Please revise the material below by replacing "Current Day" with "Previous Day" and reproduce every other line unchanged.

┌─ Raw records

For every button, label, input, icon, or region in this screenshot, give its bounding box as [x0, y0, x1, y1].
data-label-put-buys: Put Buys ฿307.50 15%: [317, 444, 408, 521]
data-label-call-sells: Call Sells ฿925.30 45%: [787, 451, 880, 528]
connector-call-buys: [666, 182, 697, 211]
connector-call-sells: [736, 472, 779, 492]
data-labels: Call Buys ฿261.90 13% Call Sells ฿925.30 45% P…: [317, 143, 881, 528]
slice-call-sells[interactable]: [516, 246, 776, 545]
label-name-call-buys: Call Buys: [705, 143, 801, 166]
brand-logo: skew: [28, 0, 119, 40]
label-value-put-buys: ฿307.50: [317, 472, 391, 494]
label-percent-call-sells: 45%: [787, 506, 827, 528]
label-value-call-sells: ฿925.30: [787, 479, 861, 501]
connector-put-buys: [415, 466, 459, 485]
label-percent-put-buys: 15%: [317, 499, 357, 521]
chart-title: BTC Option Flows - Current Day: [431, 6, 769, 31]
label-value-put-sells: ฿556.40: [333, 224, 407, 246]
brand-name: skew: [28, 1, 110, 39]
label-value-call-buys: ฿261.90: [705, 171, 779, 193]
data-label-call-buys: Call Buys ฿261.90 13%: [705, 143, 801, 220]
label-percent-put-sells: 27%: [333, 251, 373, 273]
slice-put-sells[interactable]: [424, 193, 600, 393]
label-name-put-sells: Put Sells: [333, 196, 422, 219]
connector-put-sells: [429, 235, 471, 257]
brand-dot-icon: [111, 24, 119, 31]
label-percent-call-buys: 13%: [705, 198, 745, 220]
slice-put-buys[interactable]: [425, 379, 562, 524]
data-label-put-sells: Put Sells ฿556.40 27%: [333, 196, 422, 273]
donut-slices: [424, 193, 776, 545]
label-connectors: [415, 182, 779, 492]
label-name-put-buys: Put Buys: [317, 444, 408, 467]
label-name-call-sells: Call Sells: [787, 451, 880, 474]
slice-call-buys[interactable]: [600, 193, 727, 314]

└─

Solution below:
For every button, label, input, icon, or region in this screenshot, give its bounding box as [x0, y0, x1, y1].
data-label-put-buys: Put Buys ฿307.50 15%: [317, 444, 408, 521]
data-label-call-sells: Call Sells ฿925.30 45%: [787, 451, 880, 528]
connector-call-buys: [666, 182, 697, 211]
connector-call-sells: [736, 472, 779, 492]
data-labels: Call Buys ฿261.90 13% Call Sells ฿925.30 45% P…: [317, 143, 881, 528]
slice-call-sells[interactable]: [516, 246, 776, 545]
label-name-call-buys: Call Buys: [705, 143, 801, 166]
brand-logo: skew: [28, 0, 119, 40]
label-value-put-buys: ฿307.50: [317, 472, 391, 494]
label-percent-call-sells: 45%: [787, 506, 827, 528]
label-value-call-sells: ฿925.30: [787, 479, 861, 501]
connector-put-buys: [415, 466, 459, 485]
label-percent-put-buys: 15%: [317, 499, 357, 521]
chart-title: BTC Option Flows - Previous Day: [431, 6, 769, 31]
label-value-put-sells: ฿556.40: [333, 224, 407, 246]
brand-name: skew: [28, 1, 110, 39]
label-value-call-buys: ฿261.90: [705, 171, 779, 193]
data-label-call-buys: Call Buys ฿261.90 13%: [705, 143, 801, 220]
label-percent-put-sells: 27%: [333, 251, 373, 273]
slice-put-sells[interactable]: [424, 193, 600, 393]
label-name-put-sells: Put Sells: [333, 196, 422, 219]
connector-put-sells: [429, 235, 471, 257]
brand-dot-icon: [111, 24, 119, 31]
label-percent-call-buys: 13%: [705, 198, 745, 220]
slice-put-buys[interactable]: [425, 379, 562, 524]
data-label-put-sells: Put Sells ฿556.40 27%: [333, 196, 422, 273]
donut-slices: [424, 193, 776, 545]
label-connectors: [415, 182, 779, 492]
label-name-put-buys: Put Buys: [317, 444, 408, 467]
label-name-call-sells: Call Sells: [787, 451, 880, 474]
slice-call-buys[interactable]: [600, 193, 727, 314]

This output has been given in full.